**Problem details:** Output each entry that follows exactly. Images stay out.

**Material shown:**

-=-=-

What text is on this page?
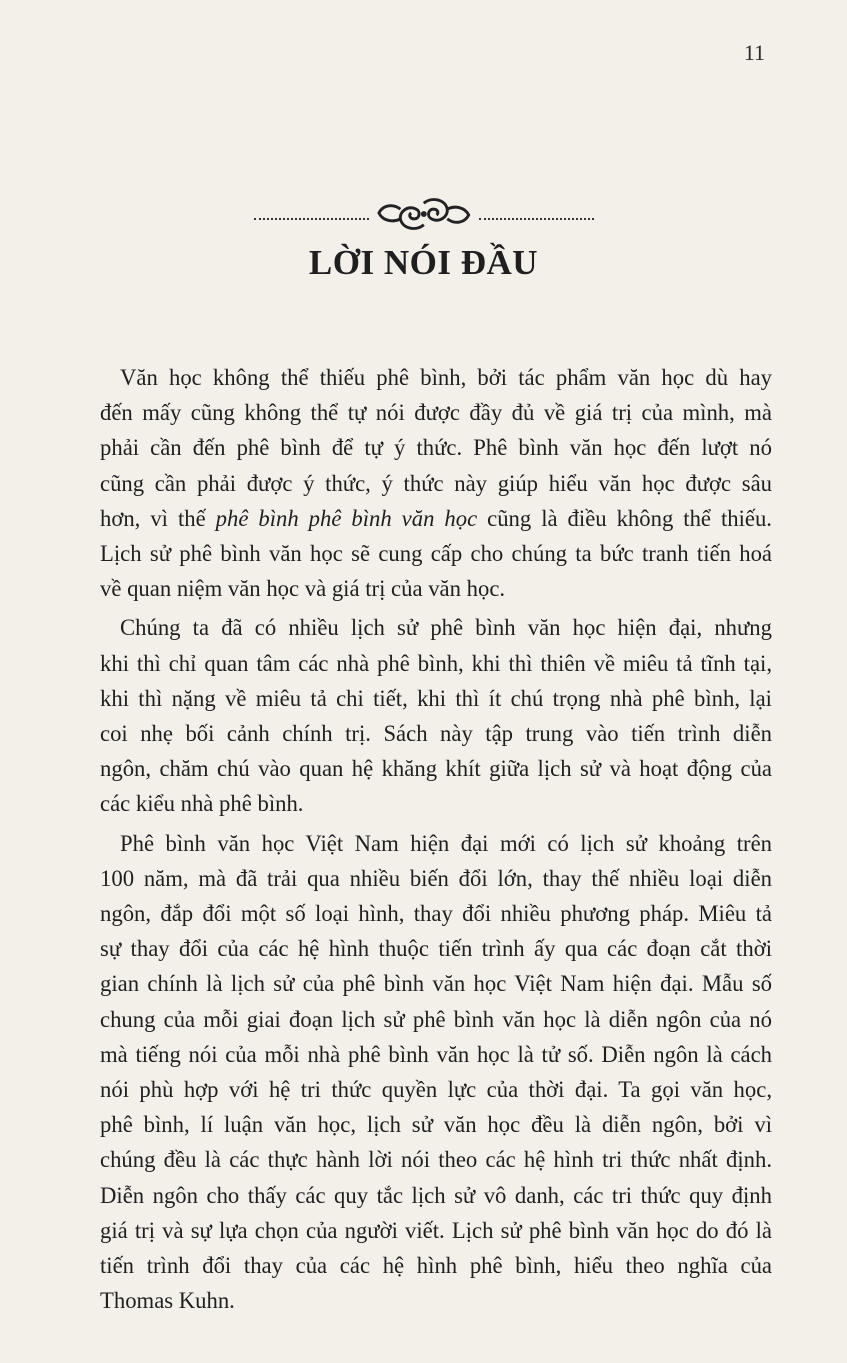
11
LỜI NÓI ĐẦU
Văn học không thể thiếu phê bình, bởi tác phẩm văn học dù hay
đến mấy cũng không thể tự nói được đầy đủ về giá trị của mình, mà
phải cần đến phê bình để tự ý thức. Phê bình văn học đến lượt nó
cũng cần phải được ý thức, ý thức này giúp hiểu văn học được sâu
hơn, vì thế phê bình phê bình văn học cũng là điều không thể thiếu.
Lịch sử phê bình văn học sẽ cung cấp cho chúng ta bức tranh tiến hoá
về quan niệm văn học và giá trị của văn học.
Chúng ta đã có nhiều lịch sử phê bình văn học hiện đại, nhưng
khi thì chỉ quan tâm các nhà phê bình, khi thì thiên về miêu tả tĩnh tại,
khi thì nặng về miêu tả chi tiết, khi thì ít chú trọng nhà phê bình, lại
coi nhẹ bối cảnh chính trị. Sách này tập trung vào tiến trình diễn
ngôn, chăm chú vào quan hệ khăng khít giữa lịch sử và hoạt động của
các kiểu nhà phê bình.
Phê bình văn học Việt Nam hiện đại mới có lịch sử khoảng trên
100 năm, mà đã trải qua nhiều biến đổi lớn, thay thế nhiều loại diễn
ngôn, đắp đổi một số loại hình, thay đổi nhiều phương pháp. Miêu tả
sự thay đổi của các hệ hình thuộc tiến trình ấy qua các đoạn cắt thời
gian chính là lịch sử của phê bình văn học Việt Nam hiện đại. Mẫu số
chung của mỗi giai đoạn lịch sử phê bình văn học là diễn ngôn của nó
mà tiếng nói của mỗi nhà phê bình văn học là tử số. Diễn ngôn là cách
nói phù hợp với hệ tri thức quyền lực của thời đại. Ta gọi văn học,
phê bình, lí luận văn học, lịch sử văn học đều là diễn ngôn, bởi vì
chúng đều là các thực hành lời nói theo các hệ hình tri thức nhất định.
Diễn ngôn cho thấy các quy tắc lịch sử vô danh, các tri thức quy định
giá trị và sự lựa chọn của người viết. Lịch sử phê bình văn học do đó là
tiến trình đổi thay của các hệ hình phê bình, hiểu theo nghĩa của
Thomas Kuhn.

-=-=-

**Answer to this task:**
What text is on this page?
11
LỜI NÓI ĐẦU
Văn học không thể thiếu phê bình, bởi tác phẩm văn học dù hay
đến mấy cũng không thể tự nói được đầy đủ về giá trị của mình, mà
phải cần đến phê bình để tự ý thức. Phê bình văn học đến lượt nó
cũng cần phải được ý thức, ý thức này giúp hiểu văn học được sâu
hơn, vì thế phê bình phê bình văn học cũng là điều không thể thiếu.
Lịch sử phê bình văn học sẽ cung cấp cho chúng ta bức tranh tiến hoá
về quan niệm văn học và giá trị của văn học.
Chúng ta đã có nhiều lịch sử phê bình văn học hiện đại, nhưng
khi thì chỉ quan tâm các nhà phê bình, khi thì thiên về miêu tả tĩnh tại,
khi thì nặng về miêu tả chi tiết, khi thì ít chú trọng nhà phê bình, lại
coi nhẹ bối cảnh chính trị. Sách này tập trung vào tiến trình diễn
ngôn, chăm chú vào quan hệ khăng khít giữa lịch sử và hoạt động của
các kiểu nhà phê bình.
Phê bình văn học Việt Nam hiện đại mới có lịch sử khoảng trên
100 năm, mà đã trải qua nhiều biến đổi lớn, thay thế nhiều loại diễn
ngôn, đắp đổi một số loại hình, thay đổi nhiều phương pháp. Miêu tả
sự thay đổi của các hệ hình thuộc tiến trình ấy qua các đoạn cắt thời
gian chính là lịch sử của phê bình văn học Việt Nam hiện đại. Mẫu số
chung của mỗi giai đoạn lịch sử phê bình văn học là diễn ngôn của nó
mà tiếng nói của mỗi nhà phê bình văn học là tử số. Diễn ngôn là cách
nói phù hợp với hệ tri thức quyền lực của thời đại. Ta gọi văn học,
phê bình, lí luận văn học, lịch sử văn học đều là diễn ngôn, bởi vì
chúng đều là các thực hành lời nói theo các hệ hình tri thức nhất định.
Diễn ngôn cho thấy các quy tắc lịch sử vô danh, các tri thức quy định
giá trị và sự lựa chọn của người viết. Lịch sử phê bình văn học do đó là
tiến trình đổi thay của các hệ hình phê bình, hiểu theo nghĩa của
Thomas Kuhn.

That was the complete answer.